**Job**. Can you find the lines of the listing that include "beauties" and copy every one?

**Data for this task**.
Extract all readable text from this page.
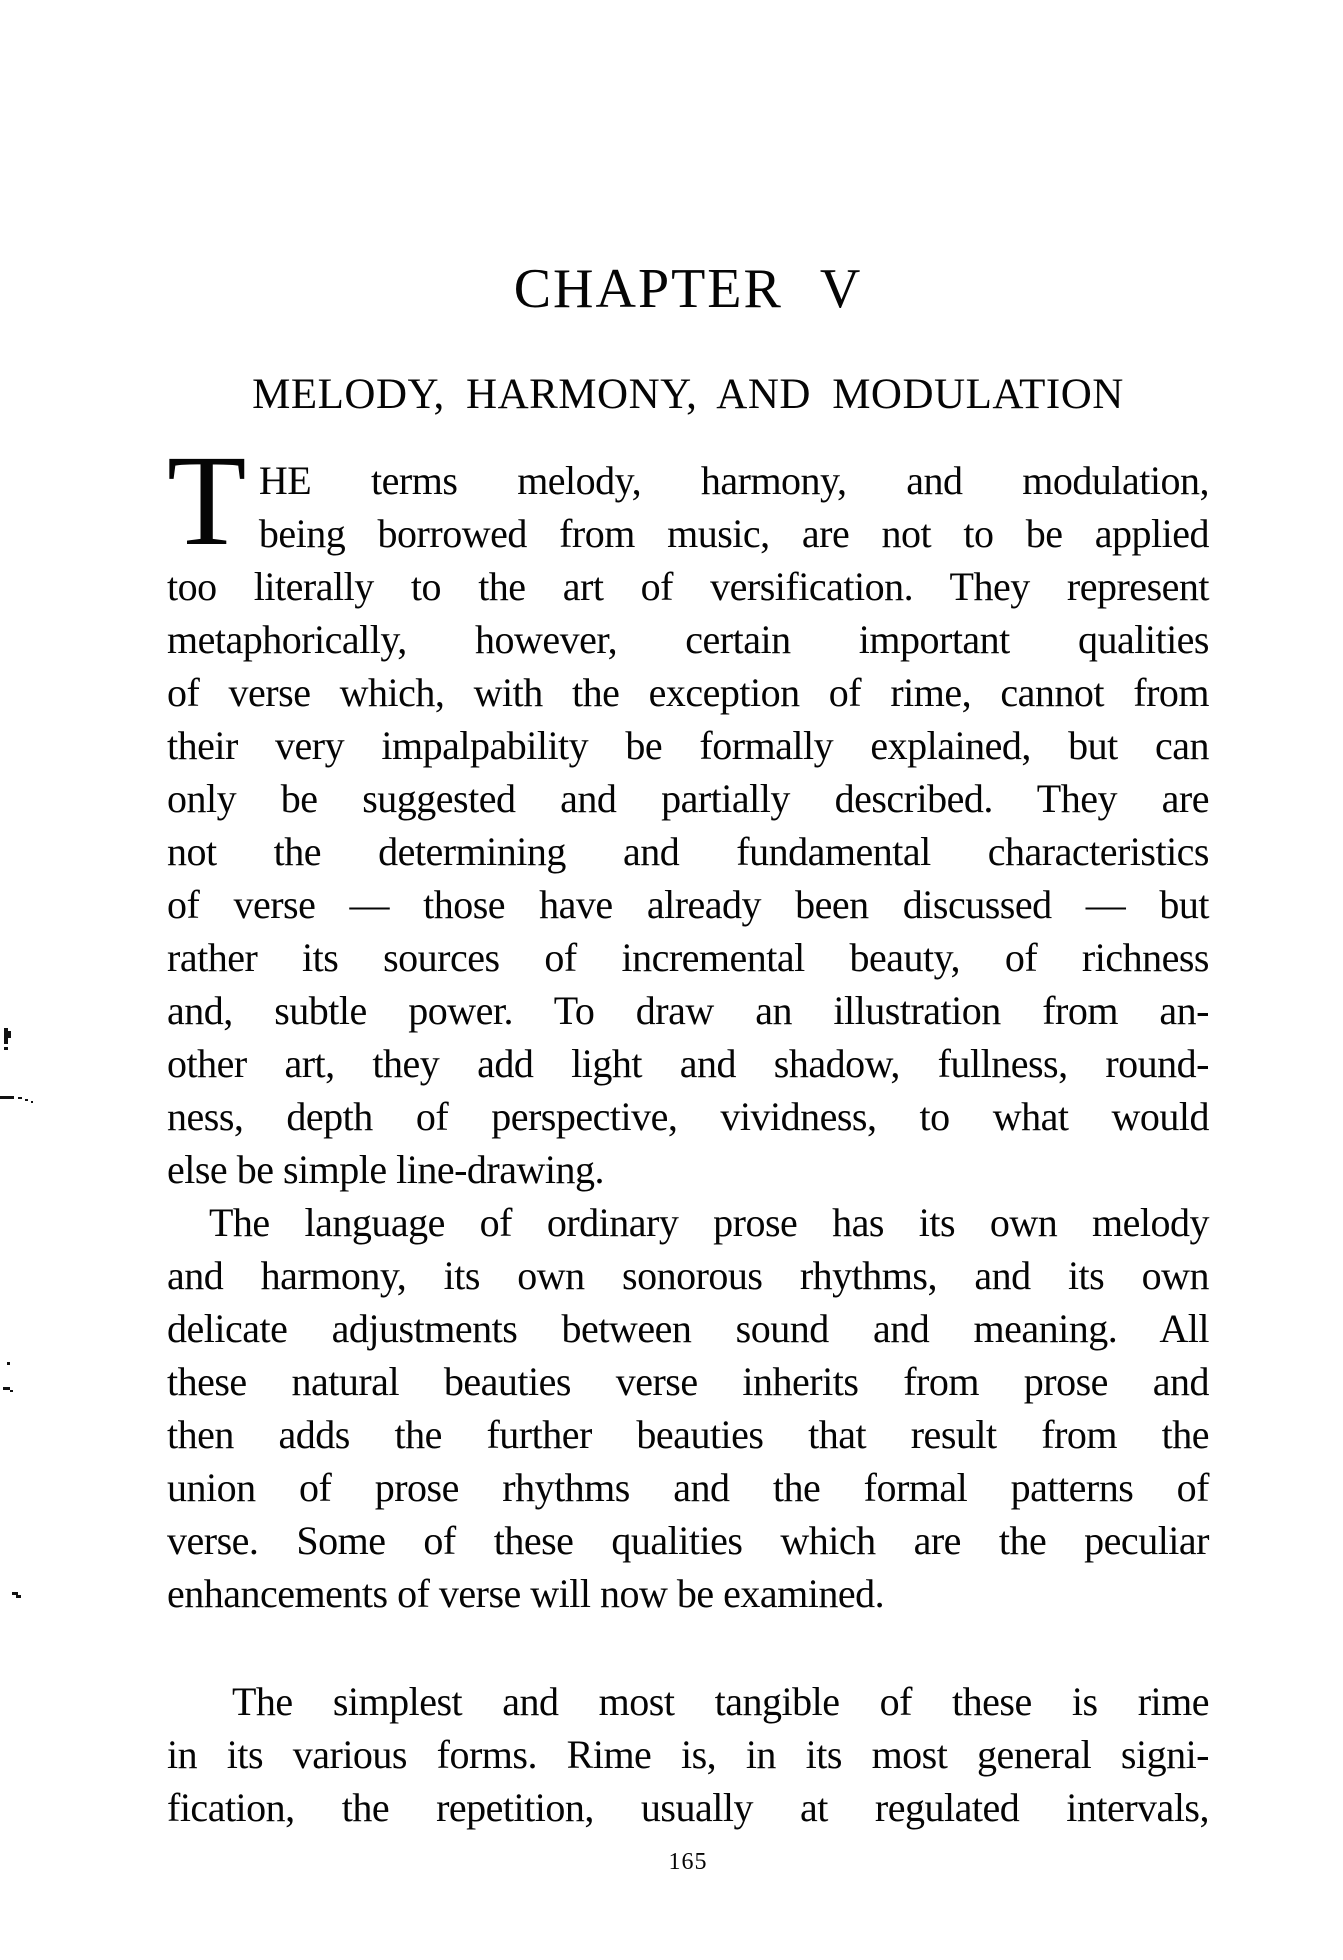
CHAPTER V
MELODY, HARMONY, AND MODULATION
T HE terms melody, harmony, and modulation,
being borrowed from music, are not to be applied
too literally to the art of versification. They represent
metaphorically, however, certain important qualities
of verse which, with the exception of rime, cannot from
their very impalpability be formally explained, but can
only be suggested and partially described. They are
not the determining and fundamental characteristics
of verse — those have already been discussed — but
rather its sources of incremental beauty, of richness
and, subtle power. To draw an illustration from an-
other art, they add light and shadow, fullness, round-
ness, depth of perspective, vividness, to what would
else be simple line-drawing.
The language of ordinary prose has its own melody
and harmony, its own sonorous rhythms, and its own
delicate adjustments between sound and meaning. All
these natural beauties verse inherits from prose and
then adds the further beauties that result from the
union of prose rhythms and the formal patterns of
verse. Some of these qualities which are the peculiar
enhancements of verse will now be examined.
The simplest and most tangible of these is rime
in its various forms. Rime is, in its most general signi-
fication, the repetition, usually at regulated intervals,
165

**Reply**.
these natural beauties verse inherits from prose and
then adds the further beauties that result from the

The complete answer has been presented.